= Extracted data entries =
= = = =

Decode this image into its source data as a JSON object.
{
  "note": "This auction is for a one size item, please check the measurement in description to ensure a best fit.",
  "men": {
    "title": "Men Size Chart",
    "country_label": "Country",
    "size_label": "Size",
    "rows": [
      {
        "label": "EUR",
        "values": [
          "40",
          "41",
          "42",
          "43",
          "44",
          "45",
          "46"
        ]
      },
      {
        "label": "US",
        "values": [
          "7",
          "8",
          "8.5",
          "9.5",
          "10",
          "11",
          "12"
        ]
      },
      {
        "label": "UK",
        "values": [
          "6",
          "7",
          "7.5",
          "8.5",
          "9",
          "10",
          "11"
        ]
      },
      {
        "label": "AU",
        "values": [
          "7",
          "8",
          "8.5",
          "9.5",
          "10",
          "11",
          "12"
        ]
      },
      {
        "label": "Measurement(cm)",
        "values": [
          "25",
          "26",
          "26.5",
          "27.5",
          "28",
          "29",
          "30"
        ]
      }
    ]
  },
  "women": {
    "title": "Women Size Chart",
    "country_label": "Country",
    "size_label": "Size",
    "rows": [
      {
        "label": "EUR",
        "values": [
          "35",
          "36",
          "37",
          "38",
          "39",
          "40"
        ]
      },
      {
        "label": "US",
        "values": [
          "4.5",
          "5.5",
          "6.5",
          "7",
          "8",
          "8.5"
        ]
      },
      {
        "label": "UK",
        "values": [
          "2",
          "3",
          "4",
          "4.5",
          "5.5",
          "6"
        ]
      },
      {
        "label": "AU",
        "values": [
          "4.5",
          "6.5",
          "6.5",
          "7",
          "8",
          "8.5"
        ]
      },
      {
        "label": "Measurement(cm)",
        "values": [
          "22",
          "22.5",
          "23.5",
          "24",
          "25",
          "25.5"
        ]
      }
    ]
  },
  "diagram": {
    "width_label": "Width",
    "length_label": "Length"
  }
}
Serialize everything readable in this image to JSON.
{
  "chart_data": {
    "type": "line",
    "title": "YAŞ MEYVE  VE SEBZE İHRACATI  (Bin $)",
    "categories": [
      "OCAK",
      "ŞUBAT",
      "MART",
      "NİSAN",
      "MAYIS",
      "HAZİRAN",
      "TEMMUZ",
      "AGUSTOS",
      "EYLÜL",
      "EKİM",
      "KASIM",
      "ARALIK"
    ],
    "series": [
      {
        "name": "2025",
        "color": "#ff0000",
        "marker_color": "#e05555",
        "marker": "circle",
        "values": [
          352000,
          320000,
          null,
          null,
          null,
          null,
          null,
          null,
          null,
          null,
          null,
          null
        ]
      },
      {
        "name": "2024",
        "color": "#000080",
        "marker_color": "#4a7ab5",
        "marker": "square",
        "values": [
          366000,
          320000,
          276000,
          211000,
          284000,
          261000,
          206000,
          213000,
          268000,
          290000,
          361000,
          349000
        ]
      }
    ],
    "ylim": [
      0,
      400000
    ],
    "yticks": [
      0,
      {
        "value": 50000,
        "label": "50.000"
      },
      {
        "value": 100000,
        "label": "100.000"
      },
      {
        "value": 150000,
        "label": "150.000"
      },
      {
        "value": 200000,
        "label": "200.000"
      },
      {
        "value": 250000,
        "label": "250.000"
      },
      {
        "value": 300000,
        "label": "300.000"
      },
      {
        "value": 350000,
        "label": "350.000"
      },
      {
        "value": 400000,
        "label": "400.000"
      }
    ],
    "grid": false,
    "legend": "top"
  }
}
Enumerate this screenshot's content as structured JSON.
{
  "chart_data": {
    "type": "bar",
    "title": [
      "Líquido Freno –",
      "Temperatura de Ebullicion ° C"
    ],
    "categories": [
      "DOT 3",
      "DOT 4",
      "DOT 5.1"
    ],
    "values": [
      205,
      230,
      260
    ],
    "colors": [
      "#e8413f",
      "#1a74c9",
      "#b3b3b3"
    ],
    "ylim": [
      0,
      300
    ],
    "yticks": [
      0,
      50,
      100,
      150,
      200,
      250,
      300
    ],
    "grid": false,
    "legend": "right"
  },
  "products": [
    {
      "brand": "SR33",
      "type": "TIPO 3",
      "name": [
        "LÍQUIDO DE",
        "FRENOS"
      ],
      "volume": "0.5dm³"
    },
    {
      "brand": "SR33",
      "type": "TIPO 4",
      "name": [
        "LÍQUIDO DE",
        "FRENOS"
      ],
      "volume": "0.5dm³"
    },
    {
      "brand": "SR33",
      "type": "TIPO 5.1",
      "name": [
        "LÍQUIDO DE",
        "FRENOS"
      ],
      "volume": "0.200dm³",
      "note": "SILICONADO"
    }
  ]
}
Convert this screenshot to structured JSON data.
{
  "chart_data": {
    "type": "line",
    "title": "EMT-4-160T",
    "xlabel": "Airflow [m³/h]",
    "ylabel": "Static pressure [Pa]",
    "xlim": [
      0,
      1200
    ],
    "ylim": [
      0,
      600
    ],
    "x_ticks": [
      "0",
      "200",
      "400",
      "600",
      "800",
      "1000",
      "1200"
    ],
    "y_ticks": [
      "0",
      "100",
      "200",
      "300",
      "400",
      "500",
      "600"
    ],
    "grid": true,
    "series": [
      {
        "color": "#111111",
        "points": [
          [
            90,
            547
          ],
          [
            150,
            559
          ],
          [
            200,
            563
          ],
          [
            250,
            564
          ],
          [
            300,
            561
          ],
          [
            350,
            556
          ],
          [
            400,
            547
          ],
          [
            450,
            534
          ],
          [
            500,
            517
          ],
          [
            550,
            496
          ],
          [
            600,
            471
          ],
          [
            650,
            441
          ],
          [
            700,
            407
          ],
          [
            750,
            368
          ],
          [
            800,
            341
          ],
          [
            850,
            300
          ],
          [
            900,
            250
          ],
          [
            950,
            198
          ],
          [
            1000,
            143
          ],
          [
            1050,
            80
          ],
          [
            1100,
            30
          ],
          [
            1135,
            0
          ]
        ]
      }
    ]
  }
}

= = = =

Pull out every line above that holds the word "screenshot".

Enumerate this screenshot's content as structured JSON.
Convert this screenshot to structured JSON data.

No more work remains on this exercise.